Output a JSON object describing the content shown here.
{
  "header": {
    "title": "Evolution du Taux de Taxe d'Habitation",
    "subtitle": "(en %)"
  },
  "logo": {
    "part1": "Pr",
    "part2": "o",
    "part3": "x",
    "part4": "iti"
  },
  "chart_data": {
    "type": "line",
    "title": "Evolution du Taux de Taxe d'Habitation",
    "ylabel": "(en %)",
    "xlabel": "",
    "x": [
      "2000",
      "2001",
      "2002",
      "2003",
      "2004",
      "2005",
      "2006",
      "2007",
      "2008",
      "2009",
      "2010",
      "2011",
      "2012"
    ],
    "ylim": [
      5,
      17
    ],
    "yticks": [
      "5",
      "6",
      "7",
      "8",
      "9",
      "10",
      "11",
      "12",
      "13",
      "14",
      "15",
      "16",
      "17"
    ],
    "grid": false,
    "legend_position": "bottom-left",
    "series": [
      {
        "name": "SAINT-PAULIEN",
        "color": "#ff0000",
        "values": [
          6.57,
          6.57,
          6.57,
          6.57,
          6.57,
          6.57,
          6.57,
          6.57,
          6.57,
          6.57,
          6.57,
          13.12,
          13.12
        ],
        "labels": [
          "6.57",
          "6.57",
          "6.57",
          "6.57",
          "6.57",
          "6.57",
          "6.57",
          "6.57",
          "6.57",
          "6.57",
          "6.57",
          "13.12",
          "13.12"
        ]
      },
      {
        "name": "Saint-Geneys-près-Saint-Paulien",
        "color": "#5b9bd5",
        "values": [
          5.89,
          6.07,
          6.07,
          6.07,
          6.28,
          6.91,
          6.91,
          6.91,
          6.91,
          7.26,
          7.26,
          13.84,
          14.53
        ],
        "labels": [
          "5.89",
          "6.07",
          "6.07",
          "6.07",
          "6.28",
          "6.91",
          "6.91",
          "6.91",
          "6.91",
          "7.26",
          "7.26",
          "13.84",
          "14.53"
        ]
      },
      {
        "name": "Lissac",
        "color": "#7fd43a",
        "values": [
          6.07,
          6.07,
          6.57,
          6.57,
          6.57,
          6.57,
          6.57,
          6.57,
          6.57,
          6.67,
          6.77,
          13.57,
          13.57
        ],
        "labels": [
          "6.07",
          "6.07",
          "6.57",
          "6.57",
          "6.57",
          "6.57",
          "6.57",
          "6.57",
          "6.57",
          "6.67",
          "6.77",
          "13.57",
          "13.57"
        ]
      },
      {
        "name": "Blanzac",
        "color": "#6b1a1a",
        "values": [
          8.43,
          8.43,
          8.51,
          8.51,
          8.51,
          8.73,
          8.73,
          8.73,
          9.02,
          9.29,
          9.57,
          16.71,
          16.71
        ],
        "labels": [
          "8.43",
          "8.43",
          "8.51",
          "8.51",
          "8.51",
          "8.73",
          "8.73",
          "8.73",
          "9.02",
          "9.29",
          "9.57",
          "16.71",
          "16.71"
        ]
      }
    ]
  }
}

# # # # #

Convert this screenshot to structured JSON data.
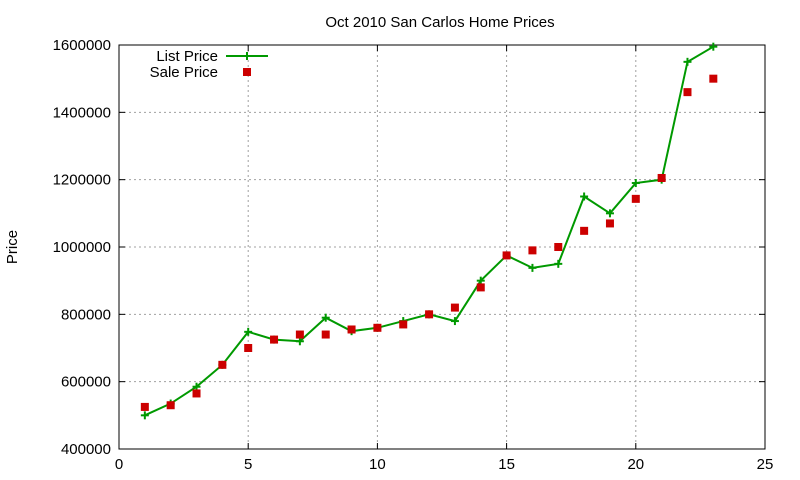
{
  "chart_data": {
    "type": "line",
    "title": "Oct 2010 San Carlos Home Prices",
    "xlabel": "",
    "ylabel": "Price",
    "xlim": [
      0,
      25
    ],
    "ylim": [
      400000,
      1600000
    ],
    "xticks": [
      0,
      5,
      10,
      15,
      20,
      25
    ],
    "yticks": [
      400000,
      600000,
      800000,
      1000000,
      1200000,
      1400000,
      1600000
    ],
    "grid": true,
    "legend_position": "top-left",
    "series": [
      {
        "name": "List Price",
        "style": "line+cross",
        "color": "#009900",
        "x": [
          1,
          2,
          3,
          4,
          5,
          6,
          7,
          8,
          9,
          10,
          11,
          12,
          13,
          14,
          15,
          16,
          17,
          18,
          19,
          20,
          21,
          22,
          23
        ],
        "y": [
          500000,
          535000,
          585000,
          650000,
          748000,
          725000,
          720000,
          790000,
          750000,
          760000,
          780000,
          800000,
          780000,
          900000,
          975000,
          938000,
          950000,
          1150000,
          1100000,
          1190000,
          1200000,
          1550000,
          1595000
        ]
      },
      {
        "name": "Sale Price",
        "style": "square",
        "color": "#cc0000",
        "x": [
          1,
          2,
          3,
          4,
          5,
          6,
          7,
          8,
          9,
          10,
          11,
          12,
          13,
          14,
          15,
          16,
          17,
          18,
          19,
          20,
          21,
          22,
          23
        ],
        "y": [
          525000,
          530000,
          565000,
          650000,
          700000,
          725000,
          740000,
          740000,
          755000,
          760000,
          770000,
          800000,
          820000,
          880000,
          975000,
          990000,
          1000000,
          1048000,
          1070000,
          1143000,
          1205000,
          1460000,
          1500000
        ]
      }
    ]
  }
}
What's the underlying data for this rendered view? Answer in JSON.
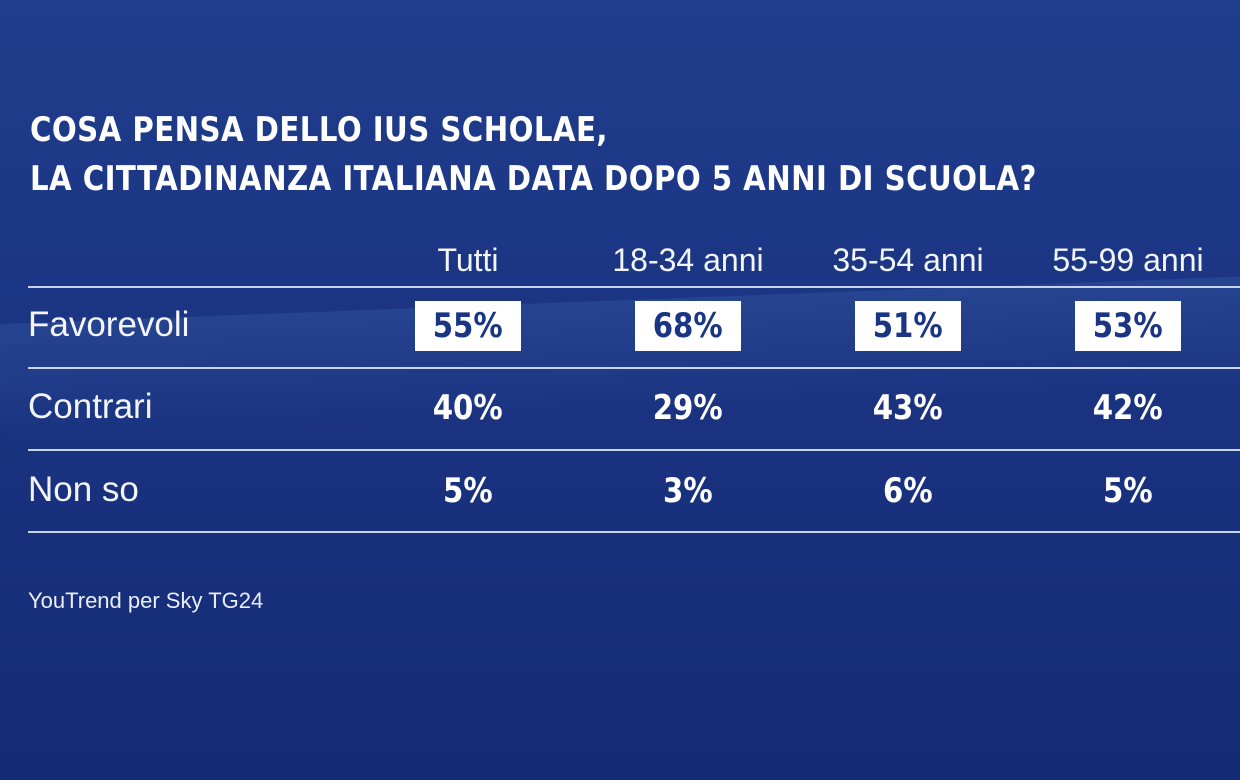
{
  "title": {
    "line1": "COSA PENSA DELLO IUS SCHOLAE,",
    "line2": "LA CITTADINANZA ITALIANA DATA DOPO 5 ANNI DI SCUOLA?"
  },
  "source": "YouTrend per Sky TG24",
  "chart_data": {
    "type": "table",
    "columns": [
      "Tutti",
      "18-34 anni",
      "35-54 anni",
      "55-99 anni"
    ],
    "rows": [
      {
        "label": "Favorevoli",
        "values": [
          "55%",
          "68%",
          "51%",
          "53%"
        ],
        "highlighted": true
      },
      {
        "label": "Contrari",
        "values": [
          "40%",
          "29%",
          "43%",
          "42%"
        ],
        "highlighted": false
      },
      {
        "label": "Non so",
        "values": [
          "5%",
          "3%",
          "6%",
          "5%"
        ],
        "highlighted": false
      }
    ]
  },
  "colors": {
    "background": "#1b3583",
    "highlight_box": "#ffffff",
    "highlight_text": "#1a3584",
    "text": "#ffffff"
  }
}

# # # # #

■ **BRIEF**: Go through the material line by line. Show each line that contains the string "left".

■ **TASK RESULT**:
    "legend_position": "bottom-left",
    "legend_position": "top-left",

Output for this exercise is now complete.